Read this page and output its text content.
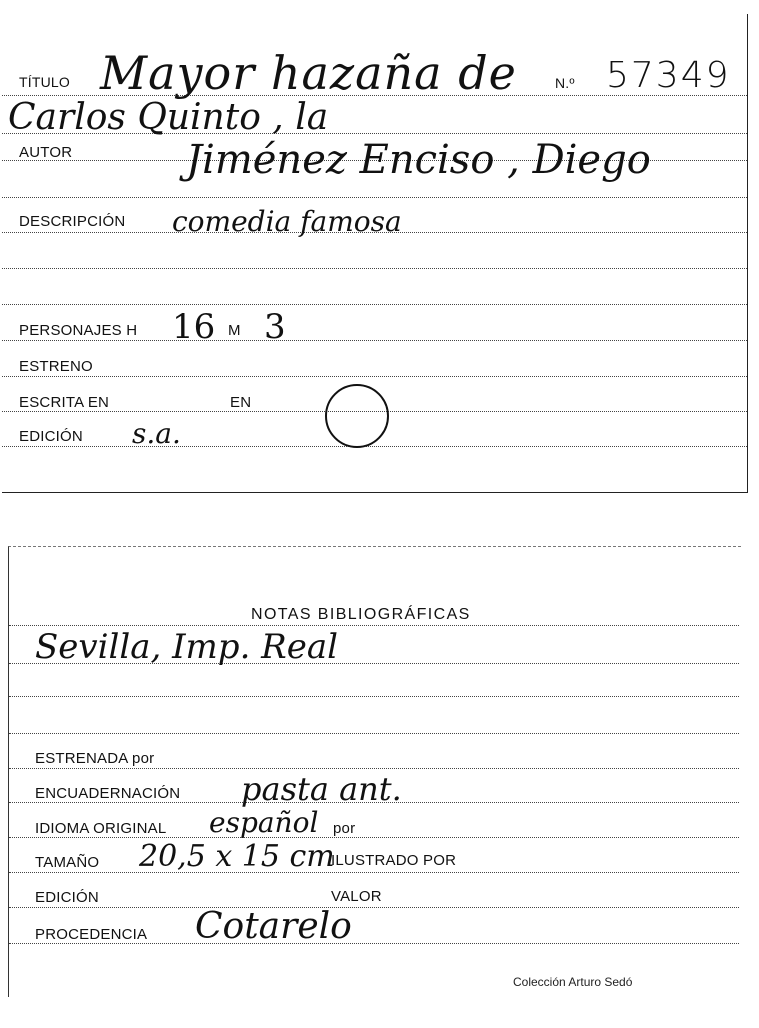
TÍTULO Mayor hazaña de	N.º 57349
Carlos Quinto , la
AUTOR	Jiménez Enciso , Diego
DESCRIPCIÓN comedia famosa
PERSONAJES H 16 M 3
ESTRENO
ESCRITA EN	EN
EDICIÓN s.a.
NOTAS BIBLIOGRÁFICAS
Sevilla, Imp. Real
ESTRENADA por
ENCUADERNACIÓN pasta ant.
IDIOMA ORIGINAL español por
TAMAÑO 20,5 x 15 cm
ILUSTRADO POR
EDICIÓN	VALOR
PROCEDENCIA Cotarelo
Colección Arturo Sedó
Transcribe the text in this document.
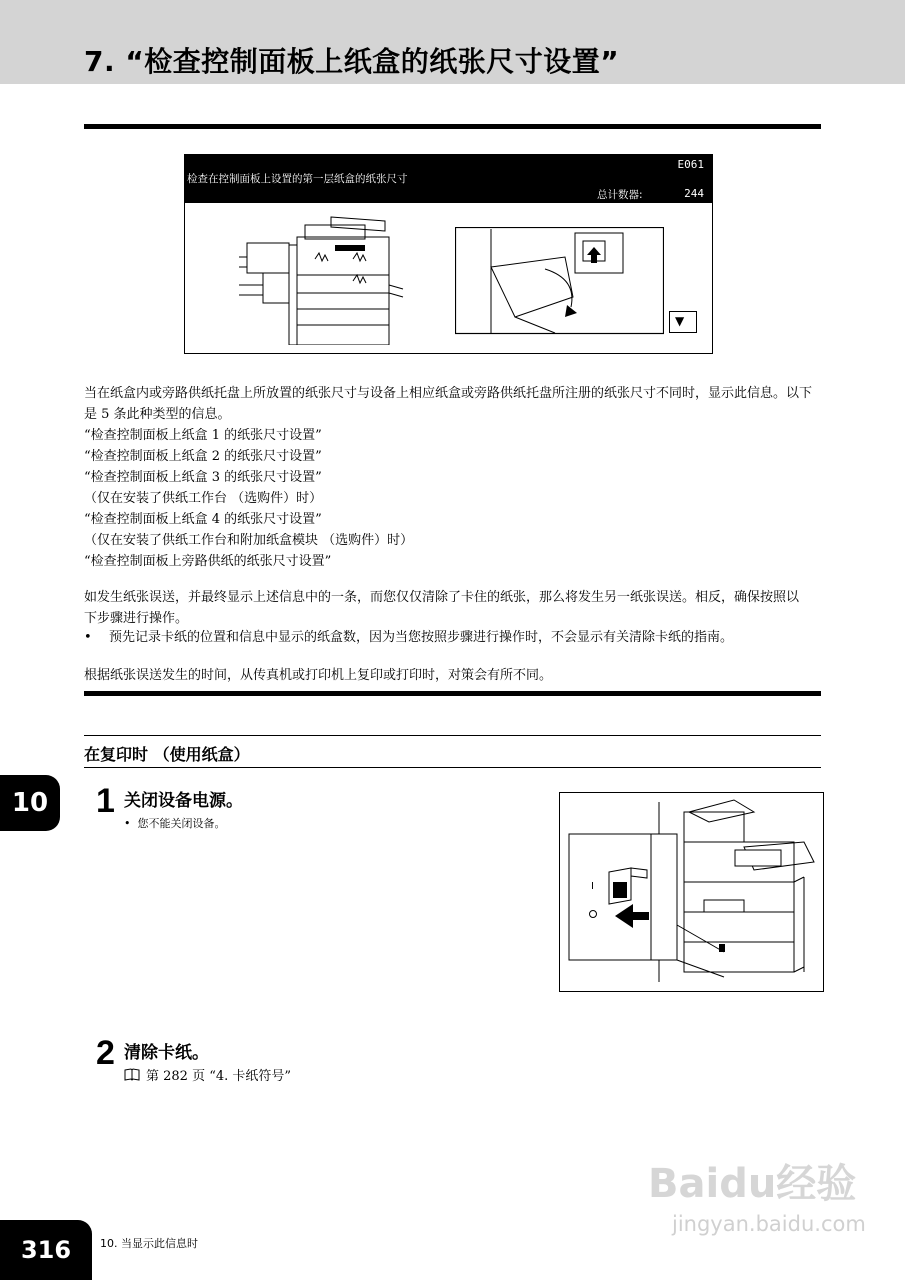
7. “检查控制面板上纸盒的纸张尺寸设置”
E061
检查在控制面板上设置的第一层纸盒的纸张尺寸
总计数器:	244
▼
当在纸盒内或旁路供纸托盘上所放置的纸张尺寸与设备上相应纸盒或旁路供纸托盘所注册的纸张尺寸不同时，显示此信息。以下是 5 条此种类型的信息。
“检查控制面板上纸盒 1 的纸张尺寸设置”
“检查控制面板上纸盒 2 的纸张尺寸设置”
“检查控制面板上纸盒 3 的纸张尺寸设置”
（仅在安装了供纸工作台 （选购件）时）
“检查控制面板上纸盒 4 的纸张尺寸设置”
（仅在安装了供纸工作台和附加纸盒模块 （选购件）时）
“检查控制面板上旁路供纸的纸张尺寸设置”
如发生纸张误送，并最终显示上述信息中的一条，而您仅仅清除了卡住的纸张，那么将发生另一纸张误送。相反，确保按照以下步骤进行操作。
•	预先记录卡纸的位置和信息中显示的纸盒数，因为当您按照步骤进行操作时，不会显示有关清除卡纸的指南。
根据纸张误送发生的时间，从传真机或打印机上复印或打印时，对策会有所不同。
在复印时 （使用纸盒）
10	1 关闭设备电源。
•  您不能关闭设备。
I
2 清除卡纸。
第 282 页 “4. 卡纸符号”
Baidu经验
jingyan.baidu.com
316	10. 当显示此信息时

• _TASK PROMPT_: Across the material above, how many lines include the string "text"? Only the number is wanted.

• _TASK RESULT_: 2